▶ _Records supplied_:
════════════════

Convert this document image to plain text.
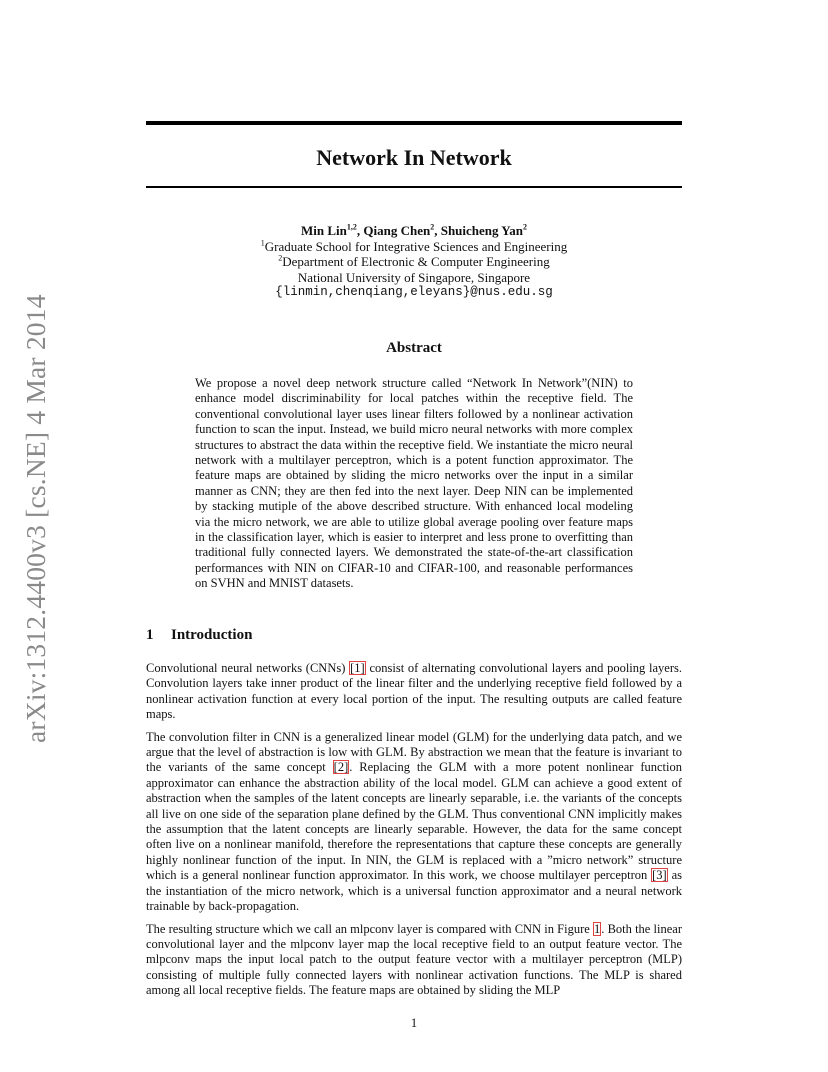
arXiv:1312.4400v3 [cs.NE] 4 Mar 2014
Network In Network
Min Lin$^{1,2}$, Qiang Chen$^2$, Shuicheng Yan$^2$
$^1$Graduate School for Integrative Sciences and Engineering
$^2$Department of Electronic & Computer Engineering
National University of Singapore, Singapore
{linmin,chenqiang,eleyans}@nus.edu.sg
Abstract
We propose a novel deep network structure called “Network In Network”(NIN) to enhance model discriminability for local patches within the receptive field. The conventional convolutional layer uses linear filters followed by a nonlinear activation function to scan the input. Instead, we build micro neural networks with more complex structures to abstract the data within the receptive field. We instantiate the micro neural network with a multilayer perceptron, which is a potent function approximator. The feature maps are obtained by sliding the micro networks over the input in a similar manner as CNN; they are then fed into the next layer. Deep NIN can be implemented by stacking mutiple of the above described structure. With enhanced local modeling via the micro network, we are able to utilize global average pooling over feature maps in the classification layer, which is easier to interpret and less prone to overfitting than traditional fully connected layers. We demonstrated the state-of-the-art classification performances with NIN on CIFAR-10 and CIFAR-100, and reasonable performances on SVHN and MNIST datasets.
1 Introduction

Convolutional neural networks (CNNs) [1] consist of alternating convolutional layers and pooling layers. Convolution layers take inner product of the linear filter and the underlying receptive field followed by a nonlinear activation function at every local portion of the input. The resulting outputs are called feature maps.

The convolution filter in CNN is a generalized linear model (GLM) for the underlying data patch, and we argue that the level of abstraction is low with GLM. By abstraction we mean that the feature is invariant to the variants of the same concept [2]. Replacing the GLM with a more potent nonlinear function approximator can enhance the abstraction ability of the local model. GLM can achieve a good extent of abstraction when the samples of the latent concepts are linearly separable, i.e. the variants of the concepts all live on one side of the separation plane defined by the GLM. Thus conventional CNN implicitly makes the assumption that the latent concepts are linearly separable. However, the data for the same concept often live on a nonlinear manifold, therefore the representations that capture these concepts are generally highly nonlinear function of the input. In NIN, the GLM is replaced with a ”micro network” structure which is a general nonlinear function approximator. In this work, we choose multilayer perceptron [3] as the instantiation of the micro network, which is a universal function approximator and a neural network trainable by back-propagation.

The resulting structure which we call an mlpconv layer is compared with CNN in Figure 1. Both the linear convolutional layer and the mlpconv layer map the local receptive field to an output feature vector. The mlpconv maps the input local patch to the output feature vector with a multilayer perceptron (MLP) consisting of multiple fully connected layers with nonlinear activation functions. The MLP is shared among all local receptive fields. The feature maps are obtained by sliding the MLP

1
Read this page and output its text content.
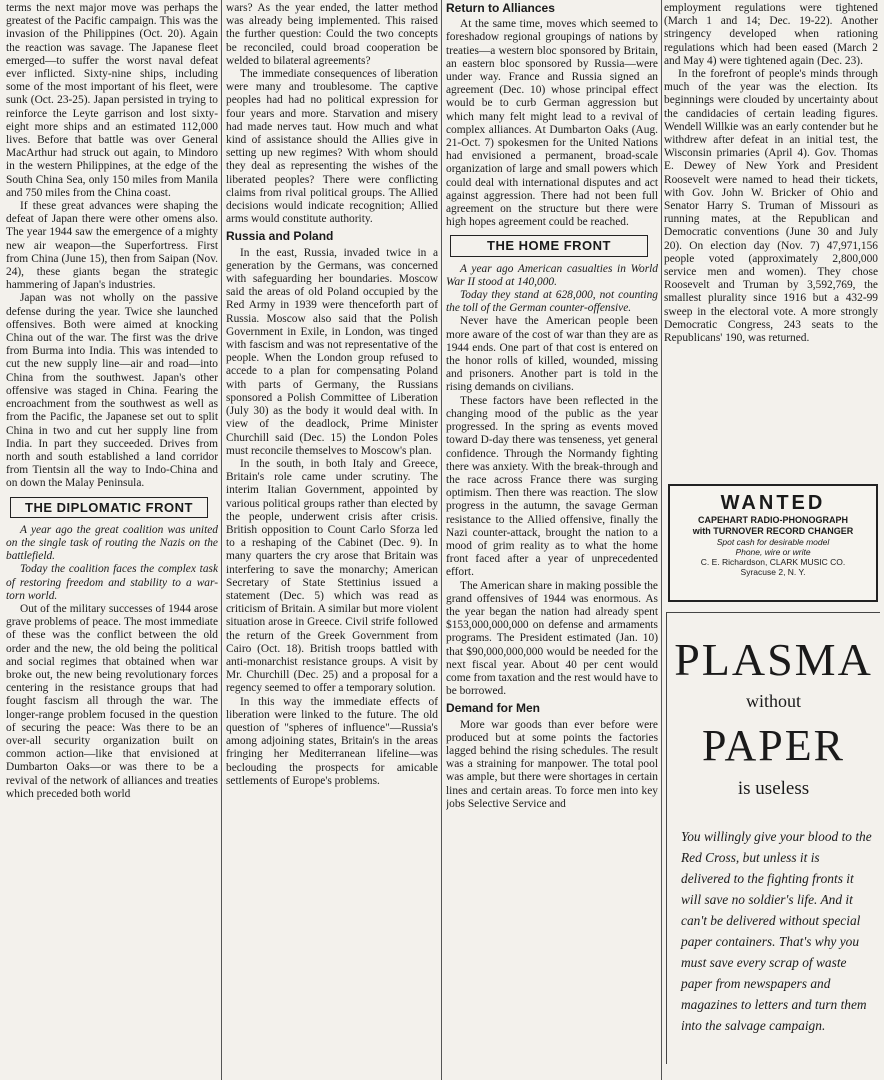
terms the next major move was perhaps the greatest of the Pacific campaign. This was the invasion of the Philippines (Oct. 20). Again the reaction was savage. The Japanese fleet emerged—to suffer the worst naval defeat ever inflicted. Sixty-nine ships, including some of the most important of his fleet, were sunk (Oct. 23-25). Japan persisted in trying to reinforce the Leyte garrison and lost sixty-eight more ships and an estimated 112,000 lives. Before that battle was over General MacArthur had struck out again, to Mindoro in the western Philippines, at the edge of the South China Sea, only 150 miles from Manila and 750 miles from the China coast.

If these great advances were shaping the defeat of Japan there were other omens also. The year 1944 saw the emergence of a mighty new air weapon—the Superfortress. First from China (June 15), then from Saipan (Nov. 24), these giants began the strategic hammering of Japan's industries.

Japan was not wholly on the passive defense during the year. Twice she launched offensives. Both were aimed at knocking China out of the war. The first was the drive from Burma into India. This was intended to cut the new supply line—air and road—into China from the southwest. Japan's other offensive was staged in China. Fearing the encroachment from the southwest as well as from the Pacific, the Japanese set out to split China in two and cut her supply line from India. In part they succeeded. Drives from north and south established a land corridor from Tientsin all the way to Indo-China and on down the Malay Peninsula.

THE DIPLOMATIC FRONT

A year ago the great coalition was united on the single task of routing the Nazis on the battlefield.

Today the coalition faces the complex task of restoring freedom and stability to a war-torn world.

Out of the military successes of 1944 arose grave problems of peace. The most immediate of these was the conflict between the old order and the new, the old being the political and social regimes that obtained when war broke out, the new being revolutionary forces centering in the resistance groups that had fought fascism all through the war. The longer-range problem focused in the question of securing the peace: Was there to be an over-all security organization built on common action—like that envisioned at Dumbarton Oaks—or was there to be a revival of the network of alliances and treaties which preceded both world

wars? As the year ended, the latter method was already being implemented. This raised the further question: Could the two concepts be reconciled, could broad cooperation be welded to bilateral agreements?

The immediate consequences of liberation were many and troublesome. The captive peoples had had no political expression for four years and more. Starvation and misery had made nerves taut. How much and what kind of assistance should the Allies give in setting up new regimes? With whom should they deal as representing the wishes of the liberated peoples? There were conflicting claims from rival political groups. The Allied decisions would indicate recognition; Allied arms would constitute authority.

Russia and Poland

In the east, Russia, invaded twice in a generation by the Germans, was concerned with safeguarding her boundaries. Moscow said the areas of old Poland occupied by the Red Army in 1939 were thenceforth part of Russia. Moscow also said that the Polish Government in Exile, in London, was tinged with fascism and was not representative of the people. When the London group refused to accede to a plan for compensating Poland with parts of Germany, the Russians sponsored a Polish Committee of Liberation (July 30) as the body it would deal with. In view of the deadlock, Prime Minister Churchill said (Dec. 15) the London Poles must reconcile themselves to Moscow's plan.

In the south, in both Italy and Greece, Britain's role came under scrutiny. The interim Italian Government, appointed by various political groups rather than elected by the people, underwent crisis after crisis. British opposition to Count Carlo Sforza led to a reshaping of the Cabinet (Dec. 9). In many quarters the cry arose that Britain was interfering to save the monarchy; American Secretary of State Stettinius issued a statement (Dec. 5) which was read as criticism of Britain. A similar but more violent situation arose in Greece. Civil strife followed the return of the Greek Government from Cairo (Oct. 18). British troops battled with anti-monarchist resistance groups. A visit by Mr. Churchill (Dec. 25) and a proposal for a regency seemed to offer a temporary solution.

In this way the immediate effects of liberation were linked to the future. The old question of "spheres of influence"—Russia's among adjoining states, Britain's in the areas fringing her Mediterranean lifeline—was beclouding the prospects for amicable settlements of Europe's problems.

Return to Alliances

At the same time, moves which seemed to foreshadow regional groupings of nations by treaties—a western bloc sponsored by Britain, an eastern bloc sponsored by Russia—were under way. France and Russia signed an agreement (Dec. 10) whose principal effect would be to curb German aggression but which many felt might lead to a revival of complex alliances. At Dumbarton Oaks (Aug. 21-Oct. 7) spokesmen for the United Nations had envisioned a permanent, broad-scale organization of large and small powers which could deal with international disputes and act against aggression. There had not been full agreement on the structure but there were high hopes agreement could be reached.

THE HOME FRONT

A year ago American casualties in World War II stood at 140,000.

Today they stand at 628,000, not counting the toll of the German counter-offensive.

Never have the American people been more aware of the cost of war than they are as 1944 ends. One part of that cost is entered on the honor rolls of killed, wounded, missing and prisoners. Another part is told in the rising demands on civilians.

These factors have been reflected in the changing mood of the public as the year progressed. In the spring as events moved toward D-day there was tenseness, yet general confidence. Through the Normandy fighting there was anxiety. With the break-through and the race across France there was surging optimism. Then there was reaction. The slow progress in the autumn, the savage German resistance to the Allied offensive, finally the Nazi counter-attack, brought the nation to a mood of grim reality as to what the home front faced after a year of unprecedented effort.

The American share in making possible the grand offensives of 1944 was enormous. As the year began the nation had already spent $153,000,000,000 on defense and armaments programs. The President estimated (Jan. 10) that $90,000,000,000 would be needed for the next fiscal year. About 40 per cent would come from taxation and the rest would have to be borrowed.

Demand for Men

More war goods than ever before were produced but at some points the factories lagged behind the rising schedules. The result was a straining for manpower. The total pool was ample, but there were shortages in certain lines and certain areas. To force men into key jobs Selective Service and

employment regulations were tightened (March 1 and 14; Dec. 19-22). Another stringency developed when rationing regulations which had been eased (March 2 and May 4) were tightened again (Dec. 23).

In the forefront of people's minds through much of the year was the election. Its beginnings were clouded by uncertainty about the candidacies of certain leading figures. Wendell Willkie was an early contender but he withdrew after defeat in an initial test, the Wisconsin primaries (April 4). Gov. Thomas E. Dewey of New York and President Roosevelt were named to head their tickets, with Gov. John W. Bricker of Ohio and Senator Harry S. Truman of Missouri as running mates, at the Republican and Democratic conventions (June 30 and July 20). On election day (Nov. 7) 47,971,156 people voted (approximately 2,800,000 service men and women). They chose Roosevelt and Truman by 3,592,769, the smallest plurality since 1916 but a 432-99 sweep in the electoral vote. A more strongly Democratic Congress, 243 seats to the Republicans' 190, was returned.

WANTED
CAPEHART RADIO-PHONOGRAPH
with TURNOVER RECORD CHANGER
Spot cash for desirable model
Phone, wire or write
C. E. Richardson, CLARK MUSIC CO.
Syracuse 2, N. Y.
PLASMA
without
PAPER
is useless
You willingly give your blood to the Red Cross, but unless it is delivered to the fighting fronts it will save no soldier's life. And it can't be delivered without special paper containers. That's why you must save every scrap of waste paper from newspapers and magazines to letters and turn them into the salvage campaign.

════════════════

▶ _What the task requires_: Filter out all lines lacking the word "Engineering" and copy the rest.

▶ _The reply_:
$^1$Graduate School for Integrative Sciences and Engineering
$^2$Department of Electronic & Computer Engineering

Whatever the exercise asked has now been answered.